SUPPLIED ENTRIES:
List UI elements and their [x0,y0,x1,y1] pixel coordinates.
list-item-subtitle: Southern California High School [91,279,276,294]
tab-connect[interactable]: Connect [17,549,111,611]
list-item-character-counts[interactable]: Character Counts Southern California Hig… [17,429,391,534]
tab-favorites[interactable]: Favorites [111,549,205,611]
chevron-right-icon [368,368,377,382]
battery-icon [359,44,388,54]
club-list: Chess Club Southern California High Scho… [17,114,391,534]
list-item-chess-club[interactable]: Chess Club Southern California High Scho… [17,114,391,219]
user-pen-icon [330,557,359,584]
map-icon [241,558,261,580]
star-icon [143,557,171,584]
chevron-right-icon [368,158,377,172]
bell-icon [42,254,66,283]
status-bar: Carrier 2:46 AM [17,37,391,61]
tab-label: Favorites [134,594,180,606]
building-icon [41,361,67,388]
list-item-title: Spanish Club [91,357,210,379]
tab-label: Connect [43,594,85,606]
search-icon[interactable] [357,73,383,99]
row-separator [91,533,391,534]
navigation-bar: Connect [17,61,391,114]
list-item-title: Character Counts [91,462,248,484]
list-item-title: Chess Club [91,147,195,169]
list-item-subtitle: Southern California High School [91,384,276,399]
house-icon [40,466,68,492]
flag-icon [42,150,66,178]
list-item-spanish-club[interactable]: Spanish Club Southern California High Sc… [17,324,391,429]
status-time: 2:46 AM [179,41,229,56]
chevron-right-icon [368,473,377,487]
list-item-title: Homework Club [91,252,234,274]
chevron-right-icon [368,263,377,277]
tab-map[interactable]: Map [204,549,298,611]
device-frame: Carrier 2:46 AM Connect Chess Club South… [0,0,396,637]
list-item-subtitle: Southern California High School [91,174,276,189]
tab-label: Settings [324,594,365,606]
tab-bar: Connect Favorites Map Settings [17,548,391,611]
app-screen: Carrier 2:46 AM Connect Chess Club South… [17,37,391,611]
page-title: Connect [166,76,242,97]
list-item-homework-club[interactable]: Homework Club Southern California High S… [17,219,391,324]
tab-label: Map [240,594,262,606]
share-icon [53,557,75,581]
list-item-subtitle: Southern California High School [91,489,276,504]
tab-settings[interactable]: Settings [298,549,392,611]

WHAT YOU ARE ASKED TO DO: Copy out all of the data above line for line, with no changes.

EXERCISE RESULT:
List UI elements and their [x0,y0,x1,y1] pixel coordinates.
list-item-subtitle: Southern California High School [91,279,276,294]
tab-connect[interactable]: Connect [17,549,111,611]
list-item-character-counts[interactable]: Character Counts Southern California Hig… [17,429,391,534]
tab-favorites[interactable]: Favorites [111,549,205,611]
chevron-right-icon [368,368,377,382]
battery-icon [359,44,388,54]
club-list: Chess Club Southern California High Scho… [17,114,391,534]
list-item-chess-club[interactable]: Chess Club Southern California High Scho… [17,114,391,219]
user-pen-icon [330,557,359,584]
map-icon [241,558,261,580]
star-icon [143,557,171,584]
chevron-right-icon [368,158,377,172]
bell-icon [42,254,66,283]
status-bar: Carrier 2:46 AM [17,37,391,61]
tab-label: Favorites [134,594,180,606]
building-icon [41,361,67,388]
list-item-title: Spanish Club [91,357,210,379]
tab-label: Connect [43,594,85,606]
search-icon[interactable] [357,73,383,99]
row-separator [91,533,391,534]
navigation-bar: Connect [17,61,391,114]
list-item-title: Character Counts [91,462,248,484]
list-item-title: Chess Club [91,147,195,169]
list-item-subtitle: Southern California High School [91,384,276,399]
house-icon [40,466,68,492]
flag-icon [42,150,66,178]
list-item-spanish-club[interactable]: Spanish Club Southern California High Sc… [17,324,391,429]
status-time: 2:46 AM [179,41,229,56]
chevron-right-icon [368,473,377,487]
list-item-title: Homework Club [91,252,234,274]
chevron-right-icon [368,263,377,277]
tab-map[interactable]: Map [204,549,298,611]
device-frame: Carrier 2:46 AM Connect Chess Club South… [0,0,396,637]
list-item-subtitle: Southern California High School [91,174,276,189]
tab-label: Settings [324,594,365,606]
tab-bar: Connect Favorites Map Settings [17,548,391,611]
app-screen: Carrier 2:46 AM Connect Chess Club South… [17,37,391,611]
page-title: Connect [166,76,242,97]
list-item-homework-club[interactable]: Homework Club Southern California High S… [17,219,391,324]
tab-label: Map [240,594,262,606]
share-icon [53,557,75,581]
list-item-subtitle: Southern California High School [91,489,276,504]
tab-settings[interactable]: Settings [298,549,392,611]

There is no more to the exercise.